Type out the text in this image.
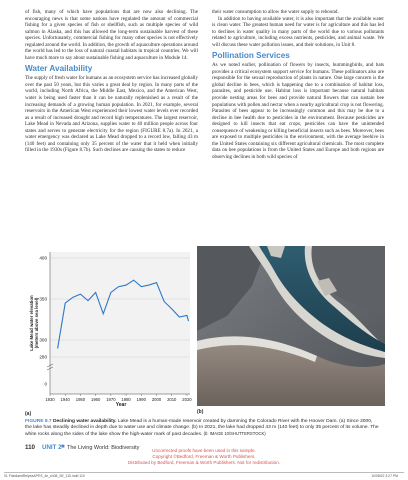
of fish, many of which have populations that are now also declining. The encouraging news is that some nations have regulated the amount of commercial fishing for a given species of fish or shellfish, such as multiple species of wild salmon in Alaska, and this has allowed the long-term sustainable harvest of these species. Unfortunately, commercial fishing for many other species is not effectively regulated around the world. In addition, the growth of aquaculture operations around the world has led to the loss of natural coastal habitats in tropical countries. We will have much more to say about sustainable fishing and aquaculture in Module 14.

Water Availability

The supply of fresh water for humans as an ecosystem service has increased globally over the past 50 years, but this varies a great deal by region. In many parts of the world, including North Africa, the Middle East, Mexico, and the American West, water is being used faster than it can be naturally replenished as a result of the increasing demands of a growing human population. In 2021, for example, several reservoirs in the American West experienced their lowest water levels ever recorded as a result of increased drought and record high temperatures. The largest reservoir, Lake Mead in Nevada and Arizona, supplies water to 40 million people across four states and serves to generate electricity for the region (FIGURE 8.7a). In 2021, a water emergency was declared as Lake Mead dropped to a record low, falling 43 m (140 feet) and containing only 35 percent of the water that it held when initially filled in the 1930s (Figure 8.7b). Such declines are causing the states to reduce

their water consumption to allow the water supply to rebound.

In addition to having available water, it is also important that the available water is clean water. The greatest human need for water is for agriculture and this has led to declines in water quality in many parts of the world due to various pollutants related to agriculture, including excess nutrients, pesticides, and animal waste. We will discuss these water pollution issues, and their solutions, in Unit 8.

Pollination Services

As we noted earlier, pollination of flowers by insects, hummingbirds, and bats provides a critical ecosystem support service for humans. These pollinators also are responsible for the sexual reproduction of plants in nature. One large concern is the global decline in bees, which is happening due to a combination of habitat loss, parasites, and pesticide use. Habitat loss is important because natural habitats provide nesting areas for bees and provide natural flowers that can sustain bee populations with pollen and nectar when a nearby agricultural crop is not flowering. Parasites of bees appear to be increasingly common and this may be due to a decline in bee health due to pesticides in the environment. Because pesticides are designed to kill insects that eat crops, pesticides can have the unintended consequence of weakening or killing beneficial insects such as bees. Moreover, bees are exposed to multiple pesticides in the environment, with the average beehive in the United States containing six different agricultural chemicals. The most complete data on bee populations is from the United States and Europe and both regions are observing declines in both wild species of

0
280
300
350
400
1930 1940 1950 1960 1970 1980 1990 2000 2010 2020
Lake Mead water elevation(meters above sea level)
Year
(a)	(b)
FIGURE 8.7 Declining water availability. Lake Mead is a human-made reservoir created by damming the Colorado River with the Hoover Dam. (a) Since 2000, the lake has steadily declined in depth due to water use and climate change. (b) In 2021, the lake had dropped 43 m (140 feet) to only 35 percent of its volume. The white rocks along the sides of the lake show the high-water mark of past decades. (b: IMAGE 10/SHUTTERSTOCK)
110 UNIT 2 ■ The Living World: Biodiversity	Uncorrected proofs have been used in this sample.
Copyright ©Bedford, Freeman & Worth Publishers.
Distributed by Bedford, Freeman & Worth Publishers. Not for redistribution.
01 FriedlandRelyeaAPES_4e_ch08_SE_110.indd 110	10/08/22 3:27 PM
********
Pull out all lines from the entries above in which the word "Worth" appears.

## WRITTEN RESPONSE
Copyright ©Bedford, Freeman & Worth Publishers.
Distributed by Bedford, Freeman & Worth Publishers. Not for redistribution.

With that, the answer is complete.